> _Written instruction_: Extract each line bearing the word "Error".
☆ ☆ ☆ ☆ ☆ ☆ ☆
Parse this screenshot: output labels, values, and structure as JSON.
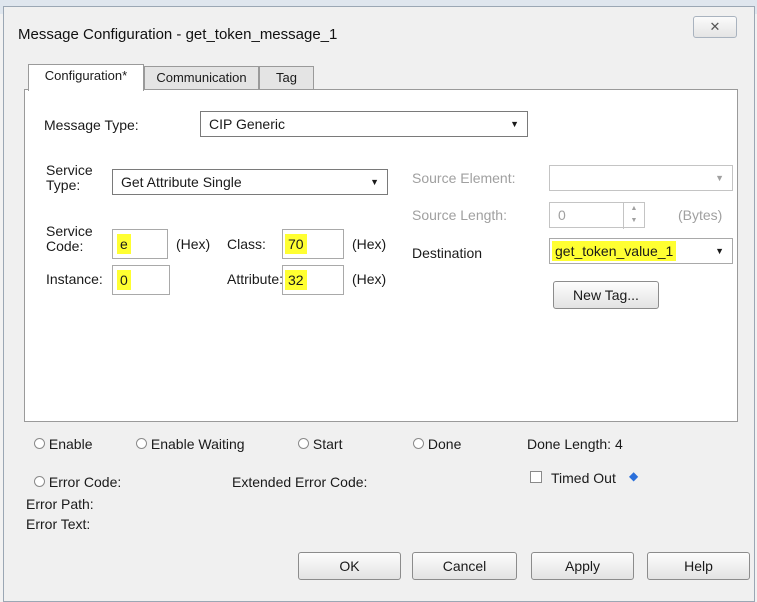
{
  "window": {
    "title": "Message Configuration - get_token_message_1",
    "close_glyph": "✕"
  },
  "tabs": [
    "Configuration*",
    "Communication",
    "Tag"
  ],
  "config": {
    "message_type_label": "Message Type:",
    "message_type_value": "CIP Generic",
    "service_type_label": "Service\nType:",
    "service_type_value": "Get Attribute Single",
    "service_code_label": "Service\nCode:",
    "service_code_value": "e",
    "hex_label": "(Hex)",
    "class_label": "Class:",
    "class_value": "70",
    "instance_label": "Instance:",
    "instance_value": "0",
    "attribute_label": "Attribute:",
    "attribute_value": "32",
    "source_element_label": "Source Element:",
    "source_element_value": "",
    "source_length_label": "Source Length:",
    "source_length_value": "0",
    "bytes_label": "(Bytes)",
    "destination_label": "Destination",
    "destination_value": "get_token_value_1",
    "new_tag_label": "New Tag..."
  },
  "status": {
    "enable": "Enable",
    "enable_waiting": "Enable Waiting",
    "start": "Start",
    "done": "Done",
    "done_length": "Done Length: 4",
    "error_code": "Error Code:",
    "extended_error_code": "Extended Error Code:",
    "timed_out": "Timed Out",
    "error_path": "Error Path:",
    "error_text": "Error Text:"
  },
  "buttons": {
    "ok": "OK",
    "cancel": "Cancel",
    "apply": "Apply",
    "help": "Help"
  },
  "colors": {
    "highlight": "#ffff32",
    "accent_arrow": "#2a6fdb"
  }
}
☆ ☆ ☆ ☆ ☆ ☆ ☆
> _Right answer_:
    "error_code": "Error Code:",
    "extended_error_code": "Extended Error Code:",
    "error_path": "Error Path:",
    "error_text": "Error Text:"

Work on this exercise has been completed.